Saved data entries:
============

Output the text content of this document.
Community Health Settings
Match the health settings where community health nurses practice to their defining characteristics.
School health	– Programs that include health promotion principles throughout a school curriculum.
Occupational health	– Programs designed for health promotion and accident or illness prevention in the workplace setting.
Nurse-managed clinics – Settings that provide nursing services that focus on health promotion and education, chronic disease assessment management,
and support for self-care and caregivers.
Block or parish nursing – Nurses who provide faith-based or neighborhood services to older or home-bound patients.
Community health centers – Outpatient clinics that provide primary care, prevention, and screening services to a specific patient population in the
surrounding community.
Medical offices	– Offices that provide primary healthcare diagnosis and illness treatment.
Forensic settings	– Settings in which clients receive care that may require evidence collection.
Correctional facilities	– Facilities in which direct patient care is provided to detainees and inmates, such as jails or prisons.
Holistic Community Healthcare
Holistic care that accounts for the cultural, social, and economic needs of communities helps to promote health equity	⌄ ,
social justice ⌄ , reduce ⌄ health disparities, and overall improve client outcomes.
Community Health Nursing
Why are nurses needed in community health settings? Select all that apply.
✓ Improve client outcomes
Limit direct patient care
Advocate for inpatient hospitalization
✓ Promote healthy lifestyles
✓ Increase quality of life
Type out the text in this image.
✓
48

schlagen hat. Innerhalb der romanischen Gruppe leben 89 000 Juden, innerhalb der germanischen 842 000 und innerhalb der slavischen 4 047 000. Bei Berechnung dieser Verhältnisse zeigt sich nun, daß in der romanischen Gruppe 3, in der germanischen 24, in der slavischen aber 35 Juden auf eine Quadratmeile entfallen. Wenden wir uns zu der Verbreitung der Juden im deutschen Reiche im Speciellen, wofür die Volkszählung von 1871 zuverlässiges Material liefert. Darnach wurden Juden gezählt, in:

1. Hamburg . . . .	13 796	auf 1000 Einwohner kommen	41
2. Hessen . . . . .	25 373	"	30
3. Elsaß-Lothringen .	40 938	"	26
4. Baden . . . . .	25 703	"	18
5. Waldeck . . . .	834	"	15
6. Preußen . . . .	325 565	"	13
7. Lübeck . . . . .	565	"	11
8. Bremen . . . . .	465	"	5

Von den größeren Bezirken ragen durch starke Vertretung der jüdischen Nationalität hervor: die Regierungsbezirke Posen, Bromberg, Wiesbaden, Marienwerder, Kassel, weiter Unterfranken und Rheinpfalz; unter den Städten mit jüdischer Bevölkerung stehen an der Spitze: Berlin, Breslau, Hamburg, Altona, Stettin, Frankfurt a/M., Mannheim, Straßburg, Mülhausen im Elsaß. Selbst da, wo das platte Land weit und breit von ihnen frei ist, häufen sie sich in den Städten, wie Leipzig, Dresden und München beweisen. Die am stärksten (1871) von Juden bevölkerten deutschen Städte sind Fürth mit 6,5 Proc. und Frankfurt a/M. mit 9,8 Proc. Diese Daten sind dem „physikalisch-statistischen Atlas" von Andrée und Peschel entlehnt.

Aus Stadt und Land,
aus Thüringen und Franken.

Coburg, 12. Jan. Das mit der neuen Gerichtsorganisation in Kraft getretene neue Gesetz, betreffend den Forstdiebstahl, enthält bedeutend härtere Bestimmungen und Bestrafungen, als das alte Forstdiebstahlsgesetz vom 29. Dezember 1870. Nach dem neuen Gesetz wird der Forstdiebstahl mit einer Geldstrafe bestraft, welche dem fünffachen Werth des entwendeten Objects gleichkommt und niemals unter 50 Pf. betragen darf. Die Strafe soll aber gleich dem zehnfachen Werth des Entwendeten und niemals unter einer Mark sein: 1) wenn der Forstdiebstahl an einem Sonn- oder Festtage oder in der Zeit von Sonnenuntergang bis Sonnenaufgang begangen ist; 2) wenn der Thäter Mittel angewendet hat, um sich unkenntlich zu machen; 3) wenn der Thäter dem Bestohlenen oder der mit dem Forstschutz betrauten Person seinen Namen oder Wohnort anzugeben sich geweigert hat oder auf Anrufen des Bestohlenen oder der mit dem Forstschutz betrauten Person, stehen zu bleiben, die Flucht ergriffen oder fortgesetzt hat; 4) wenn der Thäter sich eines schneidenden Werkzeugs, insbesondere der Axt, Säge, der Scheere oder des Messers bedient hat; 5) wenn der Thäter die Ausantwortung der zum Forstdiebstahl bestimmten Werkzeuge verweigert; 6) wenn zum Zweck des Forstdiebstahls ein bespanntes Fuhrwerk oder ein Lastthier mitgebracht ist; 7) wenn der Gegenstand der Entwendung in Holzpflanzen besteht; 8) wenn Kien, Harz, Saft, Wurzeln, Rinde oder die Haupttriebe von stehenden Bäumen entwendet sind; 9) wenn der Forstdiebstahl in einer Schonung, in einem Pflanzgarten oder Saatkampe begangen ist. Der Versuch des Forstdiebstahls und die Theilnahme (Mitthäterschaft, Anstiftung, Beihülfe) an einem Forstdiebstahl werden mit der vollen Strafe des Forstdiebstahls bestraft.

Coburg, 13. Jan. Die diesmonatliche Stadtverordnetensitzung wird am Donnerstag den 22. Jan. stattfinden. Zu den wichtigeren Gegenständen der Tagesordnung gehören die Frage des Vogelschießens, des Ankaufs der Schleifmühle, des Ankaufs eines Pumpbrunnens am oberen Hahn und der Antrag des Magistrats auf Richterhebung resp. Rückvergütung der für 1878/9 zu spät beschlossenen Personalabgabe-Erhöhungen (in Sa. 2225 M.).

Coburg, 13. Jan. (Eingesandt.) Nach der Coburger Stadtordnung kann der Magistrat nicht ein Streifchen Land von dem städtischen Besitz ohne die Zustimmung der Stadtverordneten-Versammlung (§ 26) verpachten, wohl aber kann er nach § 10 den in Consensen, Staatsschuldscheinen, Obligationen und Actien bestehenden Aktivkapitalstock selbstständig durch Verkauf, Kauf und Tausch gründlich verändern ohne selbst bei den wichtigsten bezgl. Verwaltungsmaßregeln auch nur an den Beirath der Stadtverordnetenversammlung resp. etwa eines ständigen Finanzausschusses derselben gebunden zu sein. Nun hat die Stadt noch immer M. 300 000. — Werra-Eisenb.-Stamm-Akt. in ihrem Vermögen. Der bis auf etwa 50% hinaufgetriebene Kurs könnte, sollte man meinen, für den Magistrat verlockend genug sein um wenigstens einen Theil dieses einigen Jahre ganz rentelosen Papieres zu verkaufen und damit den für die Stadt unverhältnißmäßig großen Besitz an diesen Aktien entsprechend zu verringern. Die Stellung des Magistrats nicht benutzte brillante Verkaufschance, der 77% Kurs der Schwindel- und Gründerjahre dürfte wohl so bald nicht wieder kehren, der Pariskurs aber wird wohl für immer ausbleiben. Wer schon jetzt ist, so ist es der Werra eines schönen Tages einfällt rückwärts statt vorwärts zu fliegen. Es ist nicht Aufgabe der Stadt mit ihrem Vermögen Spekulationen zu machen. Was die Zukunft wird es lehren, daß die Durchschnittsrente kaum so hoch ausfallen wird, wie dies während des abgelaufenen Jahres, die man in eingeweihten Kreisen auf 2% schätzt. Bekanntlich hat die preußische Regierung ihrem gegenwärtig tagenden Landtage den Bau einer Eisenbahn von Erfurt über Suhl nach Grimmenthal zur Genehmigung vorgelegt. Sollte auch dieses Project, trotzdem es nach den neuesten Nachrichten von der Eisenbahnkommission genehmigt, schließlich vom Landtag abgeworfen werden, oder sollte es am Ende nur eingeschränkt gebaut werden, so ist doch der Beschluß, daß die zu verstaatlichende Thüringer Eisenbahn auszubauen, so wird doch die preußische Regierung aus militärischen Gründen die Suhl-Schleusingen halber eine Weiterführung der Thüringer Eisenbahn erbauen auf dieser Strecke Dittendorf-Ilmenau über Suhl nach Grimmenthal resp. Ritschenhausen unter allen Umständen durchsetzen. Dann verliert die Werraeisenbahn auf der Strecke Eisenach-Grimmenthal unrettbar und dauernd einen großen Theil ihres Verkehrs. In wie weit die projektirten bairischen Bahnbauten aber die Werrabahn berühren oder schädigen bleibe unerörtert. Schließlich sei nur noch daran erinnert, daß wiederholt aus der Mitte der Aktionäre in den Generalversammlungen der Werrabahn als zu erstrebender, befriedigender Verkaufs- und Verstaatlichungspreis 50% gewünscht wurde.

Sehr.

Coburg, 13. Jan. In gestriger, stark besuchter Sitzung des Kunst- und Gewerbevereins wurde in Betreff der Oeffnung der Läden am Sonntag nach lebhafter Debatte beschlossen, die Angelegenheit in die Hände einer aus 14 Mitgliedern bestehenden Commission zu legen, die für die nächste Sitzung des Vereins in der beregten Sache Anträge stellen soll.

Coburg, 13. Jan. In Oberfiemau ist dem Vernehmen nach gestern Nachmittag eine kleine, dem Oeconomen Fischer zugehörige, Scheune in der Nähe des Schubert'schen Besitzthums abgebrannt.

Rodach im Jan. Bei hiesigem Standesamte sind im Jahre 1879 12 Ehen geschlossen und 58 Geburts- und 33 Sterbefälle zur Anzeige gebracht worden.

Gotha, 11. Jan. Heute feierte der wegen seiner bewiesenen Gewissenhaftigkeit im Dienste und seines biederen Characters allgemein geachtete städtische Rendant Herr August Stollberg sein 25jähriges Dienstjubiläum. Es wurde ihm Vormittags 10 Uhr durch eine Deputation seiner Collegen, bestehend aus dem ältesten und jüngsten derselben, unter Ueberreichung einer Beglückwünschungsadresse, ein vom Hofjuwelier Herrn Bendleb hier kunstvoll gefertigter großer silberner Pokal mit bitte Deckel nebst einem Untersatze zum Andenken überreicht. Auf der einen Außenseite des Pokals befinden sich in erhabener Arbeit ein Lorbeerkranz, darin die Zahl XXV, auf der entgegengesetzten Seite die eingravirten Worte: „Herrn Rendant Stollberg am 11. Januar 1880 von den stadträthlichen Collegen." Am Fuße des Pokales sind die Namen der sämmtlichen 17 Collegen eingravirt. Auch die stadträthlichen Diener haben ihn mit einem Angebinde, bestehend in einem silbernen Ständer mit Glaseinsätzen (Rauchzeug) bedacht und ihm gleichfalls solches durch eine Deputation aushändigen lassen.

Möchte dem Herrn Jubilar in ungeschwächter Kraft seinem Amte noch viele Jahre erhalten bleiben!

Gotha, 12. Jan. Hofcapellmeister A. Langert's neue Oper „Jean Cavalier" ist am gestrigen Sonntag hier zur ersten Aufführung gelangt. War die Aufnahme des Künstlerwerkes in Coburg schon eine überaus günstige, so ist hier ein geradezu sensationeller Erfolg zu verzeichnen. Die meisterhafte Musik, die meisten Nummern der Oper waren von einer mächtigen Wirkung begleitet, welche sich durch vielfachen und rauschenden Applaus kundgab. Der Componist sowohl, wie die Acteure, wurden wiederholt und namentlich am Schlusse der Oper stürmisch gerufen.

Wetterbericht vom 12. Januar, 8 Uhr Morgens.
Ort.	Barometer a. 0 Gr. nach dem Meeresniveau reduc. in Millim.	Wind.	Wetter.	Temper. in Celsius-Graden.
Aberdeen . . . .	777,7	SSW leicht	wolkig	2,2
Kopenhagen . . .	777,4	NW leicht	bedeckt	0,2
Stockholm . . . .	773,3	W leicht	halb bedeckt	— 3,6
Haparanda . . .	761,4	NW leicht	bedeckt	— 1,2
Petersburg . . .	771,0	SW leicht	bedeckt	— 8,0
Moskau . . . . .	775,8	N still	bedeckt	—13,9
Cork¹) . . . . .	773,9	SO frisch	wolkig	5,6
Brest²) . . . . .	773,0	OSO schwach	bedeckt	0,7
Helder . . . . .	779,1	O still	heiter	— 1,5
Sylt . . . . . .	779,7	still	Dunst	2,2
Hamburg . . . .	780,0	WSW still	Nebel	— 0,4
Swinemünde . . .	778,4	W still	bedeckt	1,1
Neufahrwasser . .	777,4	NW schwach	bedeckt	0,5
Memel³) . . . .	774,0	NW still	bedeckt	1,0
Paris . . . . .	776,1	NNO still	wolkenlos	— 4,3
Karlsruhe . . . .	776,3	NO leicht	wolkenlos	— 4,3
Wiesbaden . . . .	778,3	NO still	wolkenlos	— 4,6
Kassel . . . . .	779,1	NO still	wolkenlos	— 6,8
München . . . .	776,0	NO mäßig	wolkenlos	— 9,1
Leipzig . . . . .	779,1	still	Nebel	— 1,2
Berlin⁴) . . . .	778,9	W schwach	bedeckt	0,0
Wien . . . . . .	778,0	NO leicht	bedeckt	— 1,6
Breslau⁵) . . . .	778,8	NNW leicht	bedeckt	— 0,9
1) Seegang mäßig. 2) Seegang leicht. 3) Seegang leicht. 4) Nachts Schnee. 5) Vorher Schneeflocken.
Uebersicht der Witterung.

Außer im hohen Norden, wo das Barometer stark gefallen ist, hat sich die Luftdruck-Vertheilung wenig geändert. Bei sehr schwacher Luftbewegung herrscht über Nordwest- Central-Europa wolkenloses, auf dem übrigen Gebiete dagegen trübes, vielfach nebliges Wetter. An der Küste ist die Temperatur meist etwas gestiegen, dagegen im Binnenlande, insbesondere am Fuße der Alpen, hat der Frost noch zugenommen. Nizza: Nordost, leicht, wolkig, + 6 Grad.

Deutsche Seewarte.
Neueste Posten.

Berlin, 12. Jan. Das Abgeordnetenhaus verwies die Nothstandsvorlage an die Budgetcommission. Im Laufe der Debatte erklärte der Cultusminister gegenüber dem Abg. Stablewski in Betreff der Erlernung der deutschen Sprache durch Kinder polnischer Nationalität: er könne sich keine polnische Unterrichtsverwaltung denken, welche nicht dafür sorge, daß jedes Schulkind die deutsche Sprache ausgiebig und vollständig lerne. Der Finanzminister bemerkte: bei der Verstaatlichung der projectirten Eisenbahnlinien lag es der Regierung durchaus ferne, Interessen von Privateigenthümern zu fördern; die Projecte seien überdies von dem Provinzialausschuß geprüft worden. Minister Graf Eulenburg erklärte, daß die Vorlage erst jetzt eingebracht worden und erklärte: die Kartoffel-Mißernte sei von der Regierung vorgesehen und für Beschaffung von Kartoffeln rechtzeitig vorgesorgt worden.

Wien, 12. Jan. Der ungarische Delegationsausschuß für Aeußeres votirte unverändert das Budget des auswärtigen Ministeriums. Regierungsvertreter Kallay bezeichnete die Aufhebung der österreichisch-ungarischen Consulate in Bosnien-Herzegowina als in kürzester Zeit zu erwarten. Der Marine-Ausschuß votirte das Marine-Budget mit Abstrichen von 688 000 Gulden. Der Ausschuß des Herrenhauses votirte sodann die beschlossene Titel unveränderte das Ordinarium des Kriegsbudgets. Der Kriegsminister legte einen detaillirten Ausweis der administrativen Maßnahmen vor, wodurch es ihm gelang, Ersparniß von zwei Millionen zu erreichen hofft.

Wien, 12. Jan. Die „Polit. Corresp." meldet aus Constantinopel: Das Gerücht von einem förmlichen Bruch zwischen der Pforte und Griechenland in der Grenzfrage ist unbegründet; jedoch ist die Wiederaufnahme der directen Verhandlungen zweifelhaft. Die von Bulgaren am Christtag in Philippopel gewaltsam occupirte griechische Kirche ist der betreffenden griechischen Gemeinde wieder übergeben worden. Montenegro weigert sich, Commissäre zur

============

◆ About this task
Given the word "Programs", show every line of the records that contains it.

◆ Task answer
School health	– Programs that include health promotion principles throughout a school curriculum.
Occupational health	– Programs designed for health promotion and accident or illness prevention in the workplace setting.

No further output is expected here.